EXERCISE DETAILS
Restate the records that follow word for word; no pictures should appear.
[Start of RECORDS FOR PROCESSING]
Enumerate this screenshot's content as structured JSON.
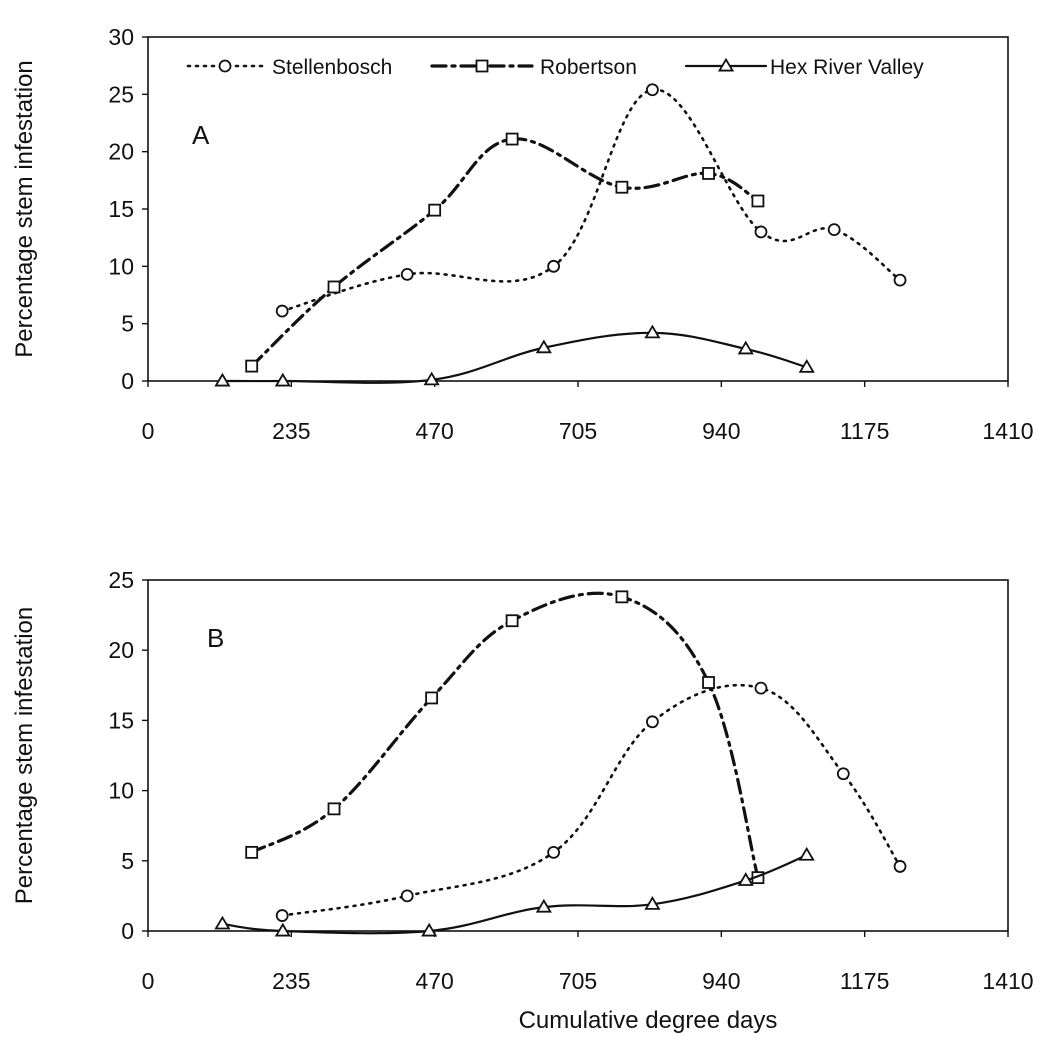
{
  "chart_data": [
    {
      "type": "line",
      "panel_label": "A",
      "title": "",
      "xlabel": "",
      "ylabel": "Percentage stem infestation",
      "xlim": [
        0,
        1410
      ],
      "ylim": [
        0,
        30
      ],
      "xticks": [
        "0",
        "235",
        "470",
        "705",
        "940",
        "1175",
        "1410"
      ],
      "yticks": [
        "0",
        "5",
        "10",
        "15",
        "20",
        "25",
        "30"
      ],
      "grid": false,
      "legend": {
        "placement": "top",
        "entries": [
          "Stellenbosch",
          "Robertson",
          "Hex River Valley"
        ]
      },
      "series": [
        {
          "name": "Stellenbosch",
          "marker": "circle",
          "style": "dotted",
          "x": [
            220,
            425,
            665,
            827,
            1005,
            1125,
            1233
          ],
          "y": [
            6.1,
            9.3,
            10.0,
            25.4,
            13.0,
            13.2,
            8.8
          ]
        },
        {
          "name": "Robertson",
          "marker": "square",
          "style": "dash-dot",
          "x": [
            170,
            305,
            470,
            597,
            777,
            919,
            1000
          ],
          "y": [
            1.3,
            8.2,
            14.9,
            21.1,
            16.9,
            18.1,
            15.7
          ]
        },
        {
          "name": "Hex River Valley",
          "marker": "triangle",
          "style": "solid",
          "x": [
            122,
            221,
            465,
            649,
            827,
            980,
            1080
          ],
          "y": [
            0,
            0,
            0.1,
            2.9,
            4.2,
            2.8,
            1.2
          ]
        }
      ]
    },
    {
      "type": "line",
      "panel_label": "B",
      "title": "",
      "xlabel": "Cumulative degree days",
      "ylabel": "Percentage stem infestation",
      "xlim": [
        0,
        1410
      ],
      "ylim": [
        0,
        25
      ],
      "xticks": [
        "0",
        "235",
        "470",
        "705",
        "940",
        "1175",
        "1410"
      ],
      "yticks": [
        "0",
        "5",
        "10",
        "15",
        "20",
        "25"
      ],
      "grid": false,
      "series": [
        {
          "name": "Stellenbosch",
          "marker": "circle",
          "style": "dotted",
          "x": [
            220,
            425,
            665,
            827,
            1005,
            1140,
            1233
          ],
          "y": [
            1.1,
            2.5,
            5.6,
            14.9,
            17.3,
            11.2,
            4.6
          ]
        },
        {
          "name": "Robertson",
          "marker": "square",
          "style": "dash-dot",
          "x": [
            170,
            305,
            465,
            597,
            777,
            919,
            1000
          ],
          "y": [
            5.6,
            8.7,
            16.6,
            22.1,
            23.8,
            17.7,
            3.8
          ]
        },
        {
          "name": "Hex River Valley",
          "marker": "triangle",
          "style": "solid",
          "x": [
            122,
            221,
            461,
            649,
            827,
            980,
            1080
          ],
          "y": [
            0.5,
            0,
            0,
            1.7,
            1.9,
            3.6,
            5.4
          ]
        }
      ]
    }
  ]
}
[End of RECORDS FOR PROCESSING]
THE RESULT
Enumerate this screenshot's content as structured JSON.
{
  "chart_data": [
    {
      "type": "line",
      "panel_label": "A",
      "title": "",
      "xlabel": "",
      "ylabel": "Percentage stem infestation",
      "xlim": [
        0,
        1410
      ],
      "ylim": [
        0,
        30
      ],
      "xticks": [
        "0",
        "235",
        "470",
        "705",
        "940",
        "1175",
        "1410"
      ],
      "yticks": [
        "0",
        "5",
        "10",
        "15",
        "20",
        "25",
        "30"
      ],
      "grid": false,
      "legend": {
        "placement": "top",
        "entries": [
          "Stellenbosch",
          "Robertson",
          "Hex River Valley"
        ]
      },
      "series": [
        {
          "name": "Stellenbosch",
          "marker": "circle",
          "style": "dotted",
          "x": [
            220,
            425,
            665,
            827,
            1005,
            1125,
            1233
          ],
          "y": [
            6.1,
            9.3,
            10.0,
            25.4,
            13.0,
            13.2,
            8.8
          ]
        },
        {
          "name": "Robertson",
          "marker": "square",
          "style": "dash-dot",
          "x": [
            170,
            305,
            470,
            597,
            777,
            919,
            1000
          ],
          "y": [
            1.3,
            8.2,
            14.9,
            21.1,
            16.9,
            18.1,
            15.7
          ]
        },
        {
          "name": "Hex River Valley",
          "marker": "triangle",
          "style": "solid",
          "x": [
            122,
            221,
            465,
            649,
            827,
            980,
            1080
          ],
          "y": [
            0,
            0,
            0.1,
            2.9,
            4.2,
            2.8,
            1.2
          ]
        }
      ]
    },
    {
      "type": "line",
      "panel_label": "B",
      "title": "",
      "xlabel": "Cumulative degree days",
      "ylabel": "Percentage stem infestation",
      "xlim": [
        0,
        1410
      ],
      "ylim": [
        0,
        25
      ],
      "xticks": [
        "0",
        "235",
        "470",
        "705",
        "940",
        "1175",
        "1410"
      ],
      "yticks": [
        "0",
        "5",
        "10",
        "15",
        "20",
        "25"
      ],
      "grid": false,
      "series": [
        {
          "name": "Stellenbosch",
          "marker": "circle",
          "style": "dotted",
          "x": [
            220,
            425,
            665,
            827,
            1005,
            1140,
            1233
          ],
          "y": [
            1.1,
            2.5,
            5.6,
            14.9,
            17.3,
            11.2,
            4.6
          ]
        },
        {
          "name": "Robertson",
          "marker": "square",
          "style": "dash-dot",
          "x": [
            170,
            305,
            465,
            597,
            777,
            919,
            1000
          ],
          "y": [
            5.6,
            8.7,
            16.6,
            22.1,
            23.8,
            17.7,
            3.8
          ]
        },
        {
          "name": "Hex River Valley",
          "marker": "triangle",
          "style": "solid",
          "x": [
            122,
            221,
            461,
            649,
            827,
            980,
            1080
          ],
          "y": [
            0.5,
            0,
            0,
            1.7,
            1.9,
            3.6,
            5.4
          ]
        }
      ]
    }
  ]
}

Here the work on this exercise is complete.